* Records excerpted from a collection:
===

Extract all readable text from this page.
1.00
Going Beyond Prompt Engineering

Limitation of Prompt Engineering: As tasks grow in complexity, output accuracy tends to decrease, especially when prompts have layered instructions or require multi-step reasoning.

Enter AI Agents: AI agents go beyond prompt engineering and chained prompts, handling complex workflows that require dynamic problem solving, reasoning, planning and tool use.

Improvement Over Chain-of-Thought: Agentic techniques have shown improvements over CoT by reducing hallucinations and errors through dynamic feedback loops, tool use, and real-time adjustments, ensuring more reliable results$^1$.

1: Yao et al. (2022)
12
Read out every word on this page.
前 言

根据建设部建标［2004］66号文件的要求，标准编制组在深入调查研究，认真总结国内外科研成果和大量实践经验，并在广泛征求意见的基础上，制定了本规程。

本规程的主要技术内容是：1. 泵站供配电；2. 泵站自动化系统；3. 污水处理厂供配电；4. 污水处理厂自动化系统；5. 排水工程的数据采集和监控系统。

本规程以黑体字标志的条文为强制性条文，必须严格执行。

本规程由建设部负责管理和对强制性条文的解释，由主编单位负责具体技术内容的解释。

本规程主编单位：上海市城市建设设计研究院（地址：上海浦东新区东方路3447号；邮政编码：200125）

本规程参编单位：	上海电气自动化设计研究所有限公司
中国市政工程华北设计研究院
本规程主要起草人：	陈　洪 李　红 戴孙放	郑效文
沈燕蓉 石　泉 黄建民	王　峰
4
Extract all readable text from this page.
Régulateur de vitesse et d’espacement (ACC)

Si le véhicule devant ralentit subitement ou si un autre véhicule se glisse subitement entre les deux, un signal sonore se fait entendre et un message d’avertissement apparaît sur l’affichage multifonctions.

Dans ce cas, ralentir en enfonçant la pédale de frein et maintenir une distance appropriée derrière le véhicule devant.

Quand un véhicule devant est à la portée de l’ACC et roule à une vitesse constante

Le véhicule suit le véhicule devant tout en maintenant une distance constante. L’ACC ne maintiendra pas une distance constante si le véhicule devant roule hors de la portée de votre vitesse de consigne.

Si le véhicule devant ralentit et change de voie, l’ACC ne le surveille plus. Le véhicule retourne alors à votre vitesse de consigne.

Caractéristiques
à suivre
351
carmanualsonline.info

===

* Your goal: Copy every line exactly. Leave nothing out.

* Result of the task:
Extract all readable text from this page.
1.00
Going Beyond Prompt Engineering

Limitation of Prompt Engineering: As tasks grow in complexity, output accuracy tends to decrease, especially when prompts have layered instructions or require multi-step reasoning.

Enter AI Agents: AI agents go beyond prompt engineering and chained prompts, handling complex workflows that require dynamic problem solving, reasoning, planning and tool use.

Improvement Over Chain-of-Thought: Agentic techniques have shown improvements over CoT by reducing hallucinations and errors through dynamic feedback loops, tool use, and real-time adjustments, ensuring more reliable results$^1$.

1: Yao et al. (2022)
12
Read out every word on this page.
前 言

根据建设部建标［2004］66号文件的要求，标准编制组在深入调查研究，认真总结国内外科研成果和大量实践经验，并在广泛征求意见的基础上，制定了本规程。

本规程的主要技术内容是：1. 泵站供配电；2. 泵站自动化系统；3. 污水处理厂供配电；4. 污水处理厂自动化系统；5. 排水工程的数据采集和监控系统。

本规程以黑体字标志的条文为强制性条文，必须严格执行。

本规程由建设部负责管理和对强制性条文的解释，由主编单位负责具体技术内容的解释。

本规程主编单位：上海市城市建设设计研究院（地址：上海浦东新区东方路3447号；邮政编码：200125）

本规程参编单位：	上海电气自动化设计研究所有限公司
中国市政工程华北设计研究院
本规程主要起草人：	陈　洪 李　红 戴孙放	郑效文
沈燕蓉 石　泉 黄建民	王　峰
4
Extract all readable text from this page.
Régulateur de vitesse et d’espacement (ACC)

Si le véhicule devant ralentit subitement ou si un autre véhicule se glisse subitement entre les deux, un signal sonore se fait entendre et un message d’avertissement apparaît sur l’affichage multifonctions.

Dans ce cas, ralentir en enfonçant la pédale de frein et maintenir une distance appropriée derrière le véhicule devant.

Quand un véhicule devant est à la portée de l’ACC et roule à une vitesse constante

Le véhicule suit le véhicule devant tout en maintenant une distance constante. L’ACC ne maintiendra pas une distance constante si le véhicule devant roule hors de la portée de votre vitesse de consigne.

Si le véhicule devant ralentit et change de voie, l’ACC ne le surveille plus. Le véhicule retourne alors à votre vitesse de consigne.

Caractéristiques
à suivre
351
carmanualsonline.info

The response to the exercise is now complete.